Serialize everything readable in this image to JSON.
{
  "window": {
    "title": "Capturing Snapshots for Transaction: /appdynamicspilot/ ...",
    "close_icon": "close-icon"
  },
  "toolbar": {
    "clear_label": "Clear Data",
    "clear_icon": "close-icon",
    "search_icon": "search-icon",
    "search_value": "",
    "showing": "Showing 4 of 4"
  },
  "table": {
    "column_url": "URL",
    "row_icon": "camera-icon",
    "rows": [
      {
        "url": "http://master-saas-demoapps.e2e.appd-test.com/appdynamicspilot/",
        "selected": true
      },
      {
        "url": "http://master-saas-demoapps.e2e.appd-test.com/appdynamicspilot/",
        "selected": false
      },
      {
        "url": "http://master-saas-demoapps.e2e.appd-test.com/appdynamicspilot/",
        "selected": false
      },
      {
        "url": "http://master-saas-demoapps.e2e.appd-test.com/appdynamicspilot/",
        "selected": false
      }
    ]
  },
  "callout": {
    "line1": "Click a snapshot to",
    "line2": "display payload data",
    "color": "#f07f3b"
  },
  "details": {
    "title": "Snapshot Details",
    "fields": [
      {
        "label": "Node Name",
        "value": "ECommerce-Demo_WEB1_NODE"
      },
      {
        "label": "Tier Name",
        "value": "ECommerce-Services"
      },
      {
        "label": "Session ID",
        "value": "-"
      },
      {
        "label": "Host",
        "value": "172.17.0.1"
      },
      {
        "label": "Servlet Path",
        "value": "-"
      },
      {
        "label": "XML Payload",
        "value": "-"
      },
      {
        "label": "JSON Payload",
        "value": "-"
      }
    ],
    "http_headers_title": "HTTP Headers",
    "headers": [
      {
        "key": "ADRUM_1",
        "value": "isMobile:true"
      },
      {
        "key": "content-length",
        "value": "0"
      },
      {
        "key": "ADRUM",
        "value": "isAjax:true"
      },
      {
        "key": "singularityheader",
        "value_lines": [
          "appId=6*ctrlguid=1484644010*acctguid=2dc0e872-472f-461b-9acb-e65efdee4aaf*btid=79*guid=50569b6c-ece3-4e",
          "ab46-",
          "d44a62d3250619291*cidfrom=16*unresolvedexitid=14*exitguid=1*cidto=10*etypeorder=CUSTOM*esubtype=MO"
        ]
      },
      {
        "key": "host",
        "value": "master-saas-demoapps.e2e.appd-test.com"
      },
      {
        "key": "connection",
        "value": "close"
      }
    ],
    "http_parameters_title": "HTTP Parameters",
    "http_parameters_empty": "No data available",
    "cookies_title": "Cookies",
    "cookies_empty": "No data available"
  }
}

——————

__GIVEN PROBLEM__:
Repeat each record exactly, leaving nothing out.

__SOLUTION FOR THIS TASK__:
Serialize everything readable in this image to JSON.
{
  "window": {
    "title": "Capturing Snapshots for Transaction: /appdynamicspilot/ ...",
    "close_icon": "close-icon"
  },
  "toolbar": {
    "clear_label": "Clear Data",
    "clear_icon": "close-icon",
    "search_icon": "search-icon",
    "search_value": "",
    "showing": "Showing 4 of 4"
  },
  "table": {
    "column_url": "URL",
    "row_icon": "camera-icon",
    "rows": [
      {
        "url": "http://master-saas-demoapps.e2e.appd-test.com/appdynamicspilot/",
        "selected": true
      },
      {
        "url": "http://master-saas-demoapps.e2e.appd-test.com/appdynamicspilot/",
        "selected": false
      },
      {
        "url": "http://master-saas-demoapps.e2e.appd-test.com/appdynamicspilot/",
        "selected": false
      },
      {
        "url": "http://master-saas-demoapps.e2e.appd-test.com/appdynamicspilot/",
        "selected": false
      }
    ]
  },
  "callout": {
    "line1": "Click a snapshot to",
    "line2": "display payload data",
    "color": "#f07f3b"
  },
  "details": {
    "title": "Snapshot Details",
    "fields": [
      {
        "label": "Node Name",
        "value": "ECommerce-Demo_WEB1_NODE"
      },
      {
        "label": "Tier Name",
        "value": "ECommerce-Services"
      },
      {
        "label": "Session ID",
        "value": "-"
      },
      {
        "label": "Host",
        "value": "172.17.0.1"
      },
      {
        "label": "Servlet Path",
        "value": "-"
      },
      {
        "label": "XML Payload",
        "value": "-"
      },
      {
        "label": "JSON Payload",
        "value": "-"
      }
    ],
    "http_headers_title": "HTTP Headers",
    "headers": [
      {
        "key": "ADRUM_1",
        "value": "isMobile:true"
      },
      {
        "key": "content-length",
        "value": "0"
      },
      {
        "key": "ADRUM",
        "value": "isAjax:true"
      },
      {
        "key": "singularityheader",
        "value_lines": [
          "appId=6*ctrlguid=1484644010*acctguid=2dc0e872-472f-461b-9acb-e65efdee4aaf*btid=79*guid=50569b6c-ece3-4e",
          "ab46-",
          "d44a62d3250619291*cidfrom=16*unresolvedexitid=14*exitguid=1*cidto=10*etypeorder=CUSTOM*esubtype=MO"
        ]
      },
      {
        "key": "host",
        "value": "master-saas-demoapps.e2e.appd-test.com"
      },
      {
        "key": "connection",
        "value": "close"
      }
    ],
    "http_parameters_title": "HTTP Parameters",
    "http_parameters_empty": "No data available",
    "cookies_title": "Cookies",
    "cookies_empty": "No data available"
  }
}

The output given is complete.